### DIRECTIONS FOR THIS TASK
Reproduce the material exactly, omitting nothing.

### TASK INPUT
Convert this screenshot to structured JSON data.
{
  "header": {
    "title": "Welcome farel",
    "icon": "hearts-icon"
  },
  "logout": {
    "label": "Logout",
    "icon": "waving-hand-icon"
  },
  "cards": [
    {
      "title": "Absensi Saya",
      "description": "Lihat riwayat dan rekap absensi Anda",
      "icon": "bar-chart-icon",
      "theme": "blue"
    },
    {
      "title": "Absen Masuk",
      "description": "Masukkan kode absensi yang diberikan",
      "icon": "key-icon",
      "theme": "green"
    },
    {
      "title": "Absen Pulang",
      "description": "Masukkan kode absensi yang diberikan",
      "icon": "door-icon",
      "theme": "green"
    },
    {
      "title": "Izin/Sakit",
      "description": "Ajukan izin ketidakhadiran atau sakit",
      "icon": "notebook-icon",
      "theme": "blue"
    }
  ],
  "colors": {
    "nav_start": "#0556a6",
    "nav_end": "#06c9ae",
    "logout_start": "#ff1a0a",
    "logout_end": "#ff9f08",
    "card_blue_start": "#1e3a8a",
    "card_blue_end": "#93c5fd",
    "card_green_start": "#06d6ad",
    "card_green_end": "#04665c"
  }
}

### THE OUTPUT
Convert this screenshot to structured JSON data.
{
  "header": {
    "title": "Welcome farel",
    "icon": "hearts-icon"
  },
  "logout": {
    "label": "Logout",
    "icon": "waving-hand-icon"
  },
  "cards": [
    {
      "title": "Absensi Saya",
      "description": "Lihat riwayat dan rekap absensi Anda",
      "icon": "bar-chart-icon",
      "theme": "blue"
    },
    {
      "title": "Absen Masuk",
      "description": "Masukkan kode absensi yang diberikan",
      "icon": "key-icon",
      "theme": "green"
    },
    {
      "title": "Absen Pulang",
      "description": "Masukkan kode absensi yang diberikan",
      "icon": "door-icon",
      "theme": "green"
    },
    {
      "title": "Izin/Sakit",
      "description": "Ajukan izin ketidakhadiran atau sakit",
      "icon": "notebook-icon",
      "theme": "blue"
    }
  ],
  "colors": {
    "nav_start": "#0556a6",
    "nav_end": "#06c9ae",
    "logout_start": "#ff1a0a",
    "logout_end": "#ff9f08",
    "card_blue_start": "#1e3a8a",
    "card_blue_end": "#93c5fd",
    "card_green_start": "#06d6ad",
    "card_green_end": "#04665c"
  }
}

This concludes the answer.